Written exercise → Gather all lines in the entries that include the word "Restaurant".

───── Records to use ─────

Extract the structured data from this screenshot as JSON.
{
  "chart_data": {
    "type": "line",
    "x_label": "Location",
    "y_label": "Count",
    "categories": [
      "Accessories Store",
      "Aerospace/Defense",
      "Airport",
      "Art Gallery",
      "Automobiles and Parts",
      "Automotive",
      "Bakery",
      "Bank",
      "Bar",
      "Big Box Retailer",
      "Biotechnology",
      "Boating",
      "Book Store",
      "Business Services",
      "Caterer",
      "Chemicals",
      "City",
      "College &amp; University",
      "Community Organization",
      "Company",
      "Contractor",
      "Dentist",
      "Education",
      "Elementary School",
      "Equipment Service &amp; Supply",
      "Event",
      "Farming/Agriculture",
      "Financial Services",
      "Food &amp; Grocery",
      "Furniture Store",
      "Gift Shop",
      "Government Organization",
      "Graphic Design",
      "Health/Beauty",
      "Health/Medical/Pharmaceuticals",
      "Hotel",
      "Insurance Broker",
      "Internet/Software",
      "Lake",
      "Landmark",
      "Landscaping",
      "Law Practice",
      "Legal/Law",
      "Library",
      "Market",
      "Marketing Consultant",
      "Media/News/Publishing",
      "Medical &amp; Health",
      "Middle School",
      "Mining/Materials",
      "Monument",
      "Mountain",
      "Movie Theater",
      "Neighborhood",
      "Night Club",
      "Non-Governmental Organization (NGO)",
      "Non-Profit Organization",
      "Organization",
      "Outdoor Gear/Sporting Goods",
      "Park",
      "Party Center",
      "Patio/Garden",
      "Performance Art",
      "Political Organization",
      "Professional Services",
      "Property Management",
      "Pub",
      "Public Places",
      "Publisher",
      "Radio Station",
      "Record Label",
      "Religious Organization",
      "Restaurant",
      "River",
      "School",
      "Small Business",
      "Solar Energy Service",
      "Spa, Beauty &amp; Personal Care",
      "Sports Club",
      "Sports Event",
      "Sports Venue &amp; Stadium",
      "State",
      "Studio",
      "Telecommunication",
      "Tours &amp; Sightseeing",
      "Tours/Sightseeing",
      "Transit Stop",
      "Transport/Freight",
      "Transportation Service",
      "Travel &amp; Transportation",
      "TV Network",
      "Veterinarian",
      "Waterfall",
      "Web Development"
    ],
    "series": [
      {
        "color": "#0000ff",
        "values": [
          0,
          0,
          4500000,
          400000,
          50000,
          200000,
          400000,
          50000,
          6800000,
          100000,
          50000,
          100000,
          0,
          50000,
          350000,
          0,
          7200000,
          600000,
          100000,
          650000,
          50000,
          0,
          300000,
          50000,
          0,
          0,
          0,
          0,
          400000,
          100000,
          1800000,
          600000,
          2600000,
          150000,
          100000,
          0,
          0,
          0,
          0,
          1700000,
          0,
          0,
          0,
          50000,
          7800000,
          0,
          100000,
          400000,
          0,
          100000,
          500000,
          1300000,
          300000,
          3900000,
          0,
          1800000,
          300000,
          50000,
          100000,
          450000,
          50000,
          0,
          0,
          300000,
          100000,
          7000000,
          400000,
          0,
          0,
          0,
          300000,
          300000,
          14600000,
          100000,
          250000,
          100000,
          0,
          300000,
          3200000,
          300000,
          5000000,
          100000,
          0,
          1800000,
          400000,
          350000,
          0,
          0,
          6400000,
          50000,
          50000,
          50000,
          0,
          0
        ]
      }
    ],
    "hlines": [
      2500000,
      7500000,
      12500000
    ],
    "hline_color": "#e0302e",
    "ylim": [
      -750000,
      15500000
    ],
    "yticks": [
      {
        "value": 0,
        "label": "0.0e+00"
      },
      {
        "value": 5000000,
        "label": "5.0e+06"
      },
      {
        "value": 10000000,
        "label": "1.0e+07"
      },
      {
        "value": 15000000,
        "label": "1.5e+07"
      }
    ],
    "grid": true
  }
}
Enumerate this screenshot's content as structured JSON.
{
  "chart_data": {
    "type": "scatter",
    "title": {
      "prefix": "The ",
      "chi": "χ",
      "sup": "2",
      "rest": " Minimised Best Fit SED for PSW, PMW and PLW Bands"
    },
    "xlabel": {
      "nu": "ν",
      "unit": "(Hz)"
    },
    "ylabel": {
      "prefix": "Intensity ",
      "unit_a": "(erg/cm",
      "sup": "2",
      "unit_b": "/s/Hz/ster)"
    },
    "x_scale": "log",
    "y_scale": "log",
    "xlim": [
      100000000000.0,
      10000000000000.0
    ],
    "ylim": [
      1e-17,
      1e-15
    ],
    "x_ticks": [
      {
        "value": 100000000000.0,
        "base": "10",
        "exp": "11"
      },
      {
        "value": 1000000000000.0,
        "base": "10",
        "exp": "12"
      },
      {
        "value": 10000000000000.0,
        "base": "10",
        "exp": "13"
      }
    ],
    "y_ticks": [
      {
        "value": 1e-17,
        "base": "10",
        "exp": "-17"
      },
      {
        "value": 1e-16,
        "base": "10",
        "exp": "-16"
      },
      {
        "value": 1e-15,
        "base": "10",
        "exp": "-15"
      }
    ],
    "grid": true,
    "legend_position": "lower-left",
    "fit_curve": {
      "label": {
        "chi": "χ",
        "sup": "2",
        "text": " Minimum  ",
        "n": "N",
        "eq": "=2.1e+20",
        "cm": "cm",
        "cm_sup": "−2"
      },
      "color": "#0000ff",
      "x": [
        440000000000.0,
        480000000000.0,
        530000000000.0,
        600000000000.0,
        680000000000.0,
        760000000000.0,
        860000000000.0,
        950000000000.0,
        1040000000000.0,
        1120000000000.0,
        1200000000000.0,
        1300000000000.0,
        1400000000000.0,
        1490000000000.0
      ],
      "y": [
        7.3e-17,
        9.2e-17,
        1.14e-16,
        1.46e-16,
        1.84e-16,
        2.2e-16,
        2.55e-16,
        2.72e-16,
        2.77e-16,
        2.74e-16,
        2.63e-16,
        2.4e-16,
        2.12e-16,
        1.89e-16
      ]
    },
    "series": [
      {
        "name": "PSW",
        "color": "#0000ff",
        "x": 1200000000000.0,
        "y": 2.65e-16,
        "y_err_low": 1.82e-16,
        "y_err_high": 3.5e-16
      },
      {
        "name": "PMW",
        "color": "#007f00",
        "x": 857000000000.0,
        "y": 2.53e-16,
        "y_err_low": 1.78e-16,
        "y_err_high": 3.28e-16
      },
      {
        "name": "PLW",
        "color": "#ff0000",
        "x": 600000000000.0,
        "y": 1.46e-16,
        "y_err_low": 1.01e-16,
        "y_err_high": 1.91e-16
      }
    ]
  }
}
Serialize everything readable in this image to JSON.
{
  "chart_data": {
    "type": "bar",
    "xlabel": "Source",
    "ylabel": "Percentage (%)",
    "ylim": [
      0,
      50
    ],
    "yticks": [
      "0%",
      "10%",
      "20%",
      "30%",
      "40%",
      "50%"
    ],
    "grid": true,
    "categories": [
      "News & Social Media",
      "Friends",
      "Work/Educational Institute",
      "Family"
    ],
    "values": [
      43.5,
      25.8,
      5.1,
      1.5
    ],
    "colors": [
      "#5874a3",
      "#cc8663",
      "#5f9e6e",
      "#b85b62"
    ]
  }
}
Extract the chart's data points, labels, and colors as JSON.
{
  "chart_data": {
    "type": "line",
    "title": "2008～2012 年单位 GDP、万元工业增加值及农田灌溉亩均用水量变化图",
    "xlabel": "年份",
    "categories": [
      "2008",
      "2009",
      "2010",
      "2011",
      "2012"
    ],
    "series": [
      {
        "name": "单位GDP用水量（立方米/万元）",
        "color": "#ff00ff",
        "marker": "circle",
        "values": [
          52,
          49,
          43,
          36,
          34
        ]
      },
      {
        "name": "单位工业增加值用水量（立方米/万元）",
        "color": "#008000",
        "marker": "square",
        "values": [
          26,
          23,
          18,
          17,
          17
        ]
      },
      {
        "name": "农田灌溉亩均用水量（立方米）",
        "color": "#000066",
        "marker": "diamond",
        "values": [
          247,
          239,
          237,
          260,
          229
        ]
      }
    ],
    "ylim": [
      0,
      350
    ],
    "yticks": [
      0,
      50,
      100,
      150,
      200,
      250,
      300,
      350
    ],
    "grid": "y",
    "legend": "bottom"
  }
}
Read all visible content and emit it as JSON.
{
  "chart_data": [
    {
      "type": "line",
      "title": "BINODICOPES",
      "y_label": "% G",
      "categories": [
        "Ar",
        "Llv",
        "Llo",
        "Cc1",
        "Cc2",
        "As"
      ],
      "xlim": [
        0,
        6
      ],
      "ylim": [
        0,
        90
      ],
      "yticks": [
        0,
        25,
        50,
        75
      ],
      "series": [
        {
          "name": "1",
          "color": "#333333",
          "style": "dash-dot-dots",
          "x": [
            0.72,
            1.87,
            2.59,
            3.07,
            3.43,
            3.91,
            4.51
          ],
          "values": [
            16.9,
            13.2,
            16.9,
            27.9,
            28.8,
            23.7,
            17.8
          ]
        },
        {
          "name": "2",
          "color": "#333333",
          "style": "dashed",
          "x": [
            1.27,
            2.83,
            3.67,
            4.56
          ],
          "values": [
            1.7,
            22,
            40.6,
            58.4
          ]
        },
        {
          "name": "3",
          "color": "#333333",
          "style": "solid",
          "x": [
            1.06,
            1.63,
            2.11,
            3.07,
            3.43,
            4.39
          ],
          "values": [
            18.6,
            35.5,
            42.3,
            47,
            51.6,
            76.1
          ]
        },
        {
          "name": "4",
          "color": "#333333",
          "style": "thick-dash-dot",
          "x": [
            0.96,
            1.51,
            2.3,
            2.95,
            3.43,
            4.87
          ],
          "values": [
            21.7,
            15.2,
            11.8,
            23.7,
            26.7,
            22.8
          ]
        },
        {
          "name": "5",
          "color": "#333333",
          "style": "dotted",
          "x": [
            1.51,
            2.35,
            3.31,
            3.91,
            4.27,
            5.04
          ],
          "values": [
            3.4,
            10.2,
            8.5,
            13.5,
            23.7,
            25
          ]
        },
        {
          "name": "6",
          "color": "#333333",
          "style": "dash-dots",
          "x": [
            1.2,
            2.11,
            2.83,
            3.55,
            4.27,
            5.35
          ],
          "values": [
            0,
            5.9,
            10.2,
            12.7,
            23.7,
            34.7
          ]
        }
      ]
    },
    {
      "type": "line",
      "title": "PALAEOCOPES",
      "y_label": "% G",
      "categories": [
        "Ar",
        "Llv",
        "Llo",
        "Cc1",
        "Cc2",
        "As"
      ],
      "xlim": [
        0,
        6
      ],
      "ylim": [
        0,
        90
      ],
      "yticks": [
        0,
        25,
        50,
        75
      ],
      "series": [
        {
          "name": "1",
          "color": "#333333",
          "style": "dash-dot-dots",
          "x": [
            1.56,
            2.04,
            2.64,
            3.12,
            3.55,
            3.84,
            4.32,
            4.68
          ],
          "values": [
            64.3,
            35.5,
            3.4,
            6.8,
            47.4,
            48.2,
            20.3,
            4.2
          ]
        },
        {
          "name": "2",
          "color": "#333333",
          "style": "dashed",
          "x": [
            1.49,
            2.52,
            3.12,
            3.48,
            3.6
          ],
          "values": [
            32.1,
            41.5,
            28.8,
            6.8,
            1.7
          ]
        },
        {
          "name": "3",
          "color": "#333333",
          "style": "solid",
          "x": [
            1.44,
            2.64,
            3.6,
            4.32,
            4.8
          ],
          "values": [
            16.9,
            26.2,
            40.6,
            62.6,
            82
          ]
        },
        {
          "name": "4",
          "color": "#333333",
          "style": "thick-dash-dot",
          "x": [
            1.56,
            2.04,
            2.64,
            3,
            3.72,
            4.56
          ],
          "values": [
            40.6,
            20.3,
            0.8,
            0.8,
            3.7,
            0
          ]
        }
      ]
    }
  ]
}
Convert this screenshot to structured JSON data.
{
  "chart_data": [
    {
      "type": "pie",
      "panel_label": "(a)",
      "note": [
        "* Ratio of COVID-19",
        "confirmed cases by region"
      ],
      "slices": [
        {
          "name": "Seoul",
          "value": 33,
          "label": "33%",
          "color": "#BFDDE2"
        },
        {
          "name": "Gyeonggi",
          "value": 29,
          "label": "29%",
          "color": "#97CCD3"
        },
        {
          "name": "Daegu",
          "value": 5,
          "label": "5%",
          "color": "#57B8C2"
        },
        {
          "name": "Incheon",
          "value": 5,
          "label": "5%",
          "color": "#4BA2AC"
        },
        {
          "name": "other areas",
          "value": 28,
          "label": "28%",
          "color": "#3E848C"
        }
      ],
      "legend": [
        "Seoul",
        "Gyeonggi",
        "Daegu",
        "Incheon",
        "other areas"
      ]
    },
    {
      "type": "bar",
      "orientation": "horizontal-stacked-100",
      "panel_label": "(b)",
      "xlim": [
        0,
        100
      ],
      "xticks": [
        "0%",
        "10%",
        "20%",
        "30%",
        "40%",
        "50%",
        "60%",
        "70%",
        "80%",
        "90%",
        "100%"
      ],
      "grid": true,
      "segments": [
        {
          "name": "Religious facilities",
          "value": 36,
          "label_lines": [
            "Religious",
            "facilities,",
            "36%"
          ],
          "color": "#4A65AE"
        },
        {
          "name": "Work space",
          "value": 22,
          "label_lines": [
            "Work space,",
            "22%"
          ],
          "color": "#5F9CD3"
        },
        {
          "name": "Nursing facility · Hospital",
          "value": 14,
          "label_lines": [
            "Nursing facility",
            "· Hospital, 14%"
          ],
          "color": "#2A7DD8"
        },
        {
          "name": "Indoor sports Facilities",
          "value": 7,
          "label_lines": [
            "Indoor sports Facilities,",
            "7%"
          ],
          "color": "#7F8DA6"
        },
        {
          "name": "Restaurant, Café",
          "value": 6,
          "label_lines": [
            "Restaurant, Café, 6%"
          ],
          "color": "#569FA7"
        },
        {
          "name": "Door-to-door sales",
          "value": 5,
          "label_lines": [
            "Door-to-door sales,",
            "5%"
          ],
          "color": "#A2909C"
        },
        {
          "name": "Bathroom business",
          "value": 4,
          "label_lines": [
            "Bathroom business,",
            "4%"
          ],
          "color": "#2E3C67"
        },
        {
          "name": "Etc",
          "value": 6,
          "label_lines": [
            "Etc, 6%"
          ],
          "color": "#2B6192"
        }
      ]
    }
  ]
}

─────

The result →
      "Restaurant",
          "name": "Restaurant, Café",
            "Restaurant, Café, 6%"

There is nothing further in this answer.